--- EXTRACTED DATA ---
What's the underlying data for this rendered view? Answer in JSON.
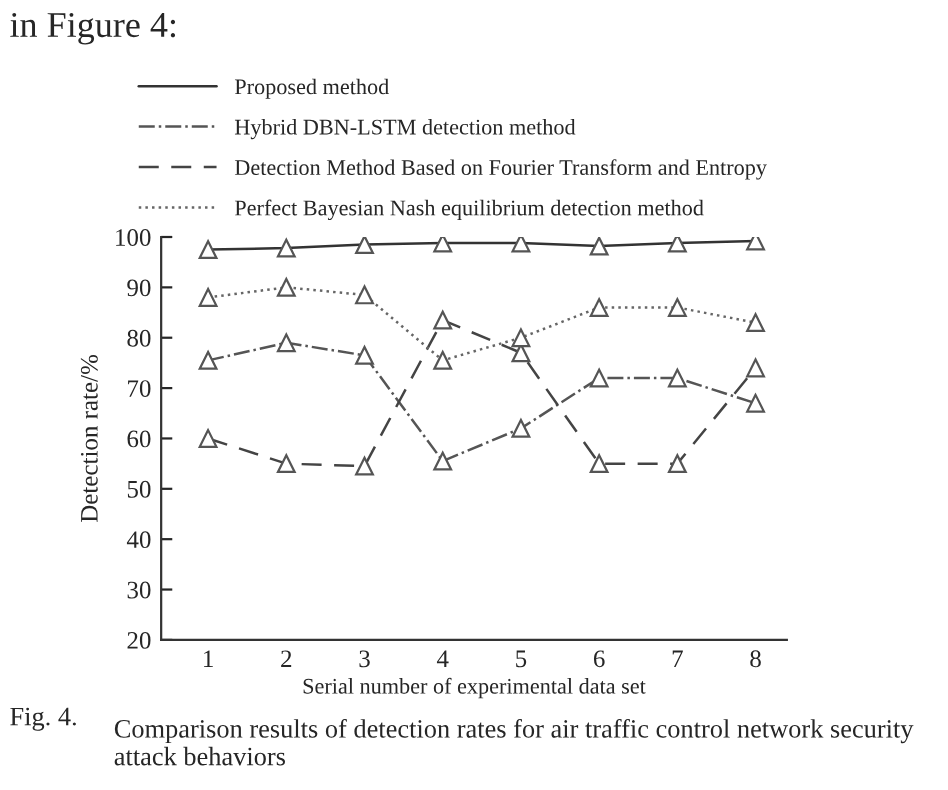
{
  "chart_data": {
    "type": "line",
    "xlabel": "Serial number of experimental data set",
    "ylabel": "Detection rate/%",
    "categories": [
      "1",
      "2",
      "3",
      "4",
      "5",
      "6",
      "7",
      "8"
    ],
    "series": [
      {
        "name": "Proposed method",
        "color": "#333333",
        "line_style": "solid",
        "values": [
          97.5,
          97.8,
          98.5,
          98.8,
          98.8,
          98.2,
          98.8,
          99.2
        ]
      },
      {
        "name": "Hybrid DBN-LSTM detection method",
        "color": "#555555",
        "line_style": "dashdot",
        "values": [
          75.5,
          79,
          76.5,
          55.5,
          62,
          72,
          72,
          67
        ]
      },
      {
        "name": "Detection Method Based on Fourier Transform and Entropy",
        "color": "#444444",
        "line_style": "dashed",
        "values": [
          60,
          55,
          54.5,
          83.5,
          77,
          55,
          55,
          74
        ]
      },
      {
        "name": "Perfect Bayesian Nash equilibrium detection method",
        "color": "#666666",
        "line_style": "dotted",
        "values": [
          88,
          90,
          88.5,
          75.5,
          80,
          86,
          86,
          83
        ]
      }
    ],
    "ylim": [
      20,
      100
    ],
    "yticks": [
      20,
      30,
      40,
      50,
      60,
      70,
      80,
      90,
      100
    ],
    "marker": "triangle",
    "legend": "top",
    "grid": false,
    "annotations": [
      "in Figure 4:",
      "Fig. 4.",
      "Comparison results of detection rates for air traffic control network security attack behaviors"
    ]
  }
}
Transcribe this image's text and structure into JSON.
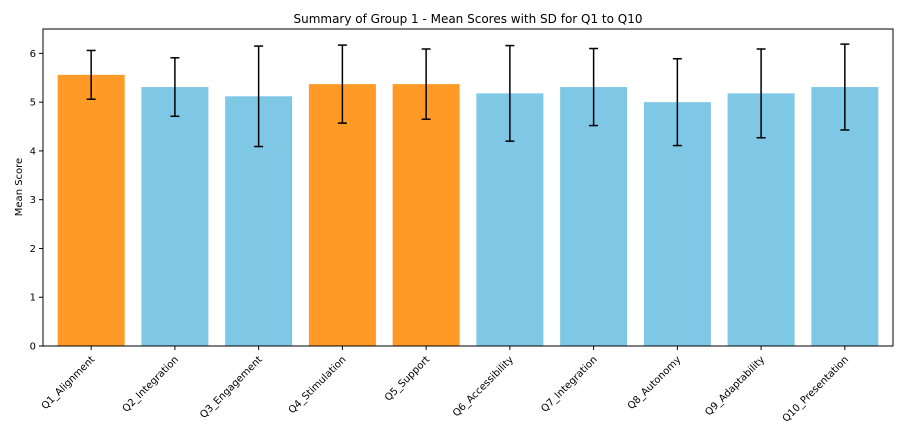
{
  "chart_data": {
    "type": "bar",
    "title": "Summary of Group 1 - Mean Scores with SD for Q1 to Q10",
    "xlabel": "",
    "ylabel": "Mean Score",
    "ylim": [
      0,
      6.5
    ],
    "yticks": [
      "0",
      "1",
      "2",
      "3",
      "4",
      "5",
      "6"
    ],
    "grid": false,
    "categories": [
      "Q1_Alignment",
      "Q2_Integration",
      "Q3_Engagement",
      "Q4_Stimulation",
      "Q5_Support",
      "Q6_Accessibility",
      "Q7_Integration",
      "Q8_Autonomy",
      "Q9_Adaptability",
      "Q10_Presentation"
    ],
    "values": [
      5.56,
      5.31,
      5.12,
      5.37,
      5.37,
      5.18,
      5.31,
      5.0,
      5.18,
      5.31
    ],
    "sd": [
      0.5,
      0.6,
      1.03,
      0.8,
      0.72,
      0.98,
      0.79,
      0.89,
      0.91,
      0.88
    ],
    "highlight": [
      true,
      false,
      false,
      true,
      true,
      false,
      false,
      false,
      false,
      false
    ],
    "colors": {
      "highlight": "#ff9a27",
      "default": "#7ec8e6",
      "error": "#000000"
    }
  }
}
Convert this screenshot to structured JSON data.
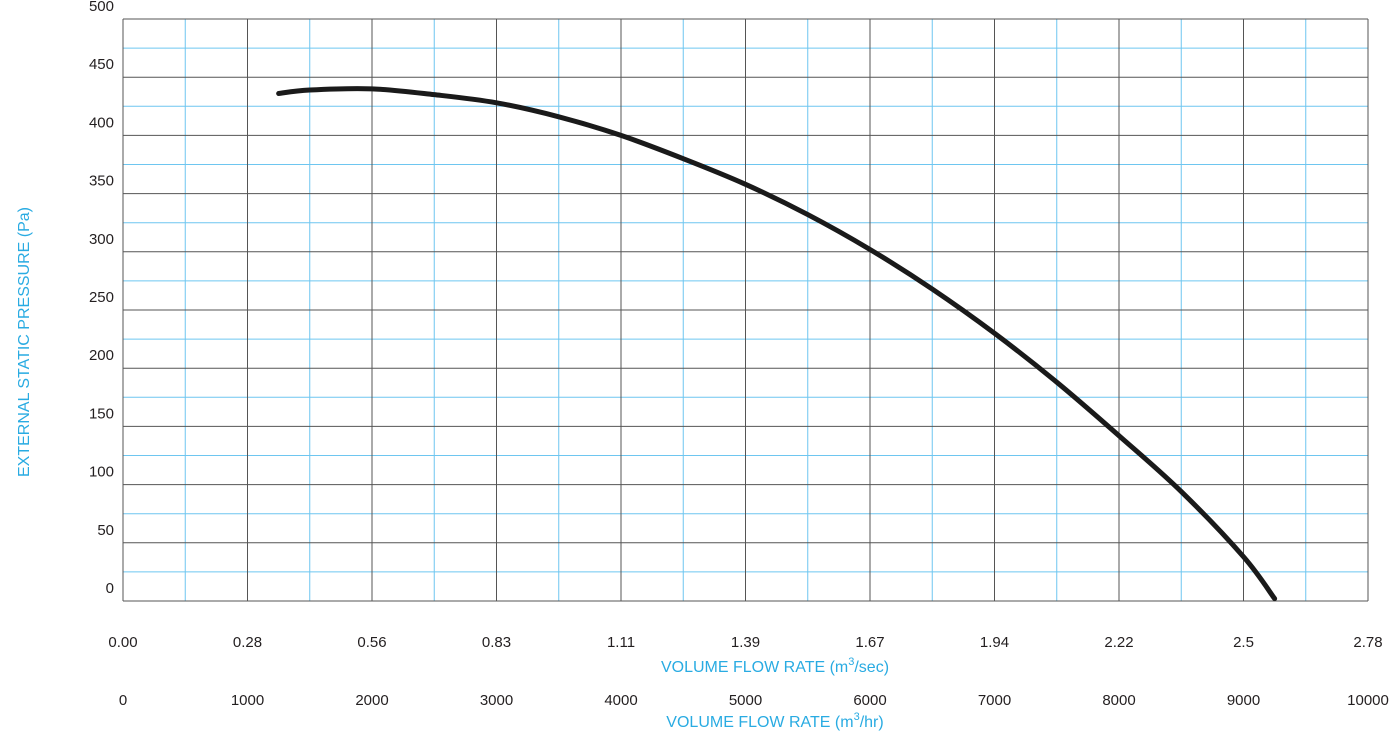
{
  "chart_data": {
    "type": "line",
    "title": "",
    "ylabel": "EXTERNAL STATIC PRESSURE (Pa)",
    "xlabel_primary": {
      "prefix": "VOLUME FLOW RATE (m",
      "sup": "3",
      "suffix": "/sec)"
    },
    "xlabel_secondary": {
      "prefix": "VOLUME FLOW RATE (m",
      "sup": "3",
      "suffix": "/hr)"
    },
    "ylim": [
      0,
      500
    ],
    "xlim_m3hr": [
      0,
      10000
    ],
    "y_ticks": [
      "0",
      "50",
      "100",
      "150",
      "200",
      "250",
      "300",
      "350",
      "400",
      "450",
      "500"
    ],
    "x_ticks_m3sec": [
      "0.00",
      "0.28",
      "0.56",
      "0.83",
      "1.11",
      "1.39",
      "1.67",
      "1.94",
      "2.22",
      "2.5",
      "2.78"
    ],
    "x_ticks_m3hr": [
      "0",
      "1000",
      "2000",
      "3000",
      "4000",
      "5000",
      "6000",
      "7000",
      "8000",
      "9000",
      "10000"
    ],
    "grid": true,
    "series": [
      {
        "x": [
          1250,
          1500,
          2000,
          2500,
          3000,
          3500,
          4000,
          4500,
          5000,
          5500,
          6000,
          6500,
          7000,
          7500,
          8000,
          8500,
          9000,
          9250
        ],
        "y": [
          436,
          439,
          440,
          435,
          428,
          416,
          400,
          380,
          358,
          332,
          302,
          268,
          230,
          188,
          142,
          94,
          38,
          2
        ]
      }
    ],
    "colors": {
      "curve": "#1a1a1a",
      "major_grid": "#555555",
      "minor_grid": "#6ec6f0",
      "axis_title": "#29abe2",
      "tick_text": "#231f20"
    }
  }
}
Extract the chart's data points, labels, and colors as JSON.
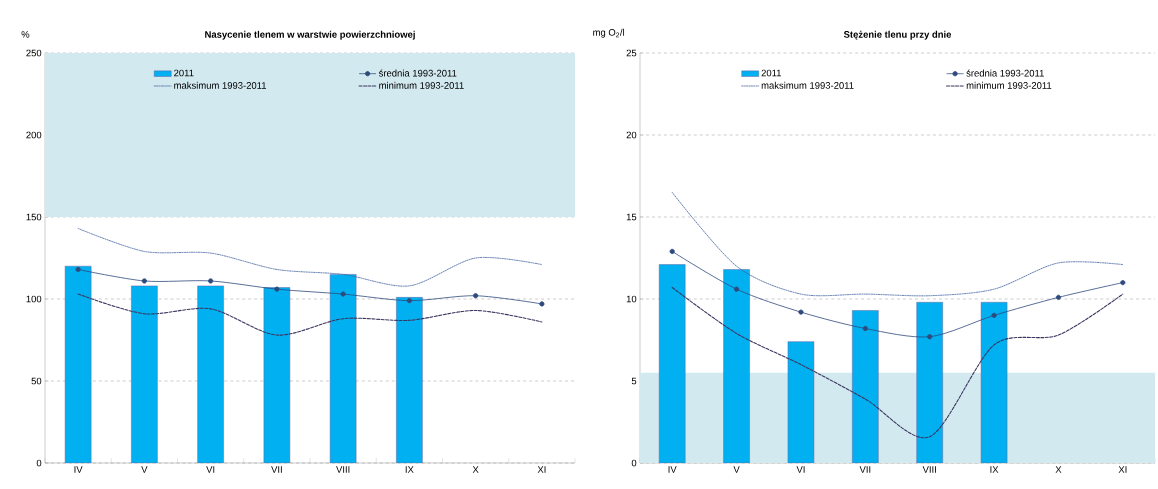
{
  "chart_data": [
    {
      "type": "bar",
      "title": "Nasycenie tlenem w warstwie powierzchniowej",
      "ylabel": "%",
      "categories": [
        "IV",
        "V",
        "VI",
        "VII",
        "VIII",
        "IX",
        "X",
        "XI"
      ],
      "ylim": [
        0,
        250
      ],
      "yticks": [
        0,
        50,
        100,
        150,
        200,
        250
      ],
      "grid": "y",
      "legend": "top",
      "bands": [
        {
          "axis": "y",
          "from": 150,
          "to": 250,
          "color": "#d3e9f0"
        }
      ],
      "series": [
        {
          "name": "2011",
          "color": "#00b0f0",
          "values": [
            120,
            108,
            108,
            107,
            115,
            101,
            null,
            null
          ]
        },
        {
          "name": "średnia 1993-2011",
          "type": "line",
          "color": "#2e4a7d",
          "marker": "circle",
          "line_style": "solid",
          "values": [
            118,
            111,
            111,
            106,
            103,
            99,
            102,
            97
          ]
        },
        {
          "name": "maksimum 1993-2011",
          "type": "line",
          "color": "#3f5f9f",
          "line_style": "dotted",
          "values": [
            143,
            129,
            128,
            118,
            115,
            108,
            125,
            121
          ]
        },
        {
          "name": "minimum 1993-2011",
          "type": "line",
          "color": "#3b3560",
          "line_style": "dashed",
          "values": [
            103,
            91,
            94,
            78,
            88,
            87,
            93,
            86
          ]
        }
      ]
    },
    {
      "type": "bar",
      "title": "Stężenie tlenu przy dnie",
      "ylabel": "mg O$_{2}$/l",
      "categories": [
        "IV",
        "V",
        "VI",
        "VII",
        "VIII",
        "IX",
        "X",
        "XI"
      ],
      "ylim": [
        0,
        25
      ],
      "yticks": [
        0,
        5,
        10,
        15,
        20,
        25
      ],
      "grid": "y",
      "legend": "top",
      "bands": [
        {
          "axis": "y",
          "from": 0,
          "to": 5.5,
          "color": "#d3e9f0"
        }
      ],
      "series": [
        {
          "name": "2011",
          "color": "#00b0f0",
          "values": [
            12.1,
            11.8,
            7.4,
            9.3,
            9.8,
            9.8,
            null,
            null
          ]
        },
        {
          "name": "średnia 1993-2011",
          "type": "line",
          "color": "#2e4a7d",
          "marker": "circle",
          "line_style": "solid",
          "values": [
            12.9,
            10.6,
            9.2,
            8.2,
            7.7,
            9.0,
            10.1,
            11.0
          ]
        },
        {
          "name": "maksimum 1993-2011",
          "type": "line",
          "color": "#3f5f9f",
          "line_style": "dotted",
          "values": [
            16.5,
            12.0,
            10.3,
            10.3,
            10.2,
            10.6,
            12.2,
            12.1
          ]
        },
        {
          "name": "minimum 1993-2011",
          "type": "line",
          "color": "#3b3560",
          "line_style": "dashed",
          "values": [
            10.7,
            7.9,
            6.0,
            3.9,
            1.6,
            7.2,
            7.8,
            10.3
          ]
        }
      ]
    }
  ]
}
---
→ SHORT TASK: Copy out each line of the listing that holds "ylabel".

→ WORKED ANSWER:
    "ylabel": "Detection rate/%",
    "ylabel": "Mean Score",
    "ylabel": "EXTERNAL STATIC PRESSURE (Pa)",
      "ylabel": "%",
      "ylabel": "mg O$_{2}$/l",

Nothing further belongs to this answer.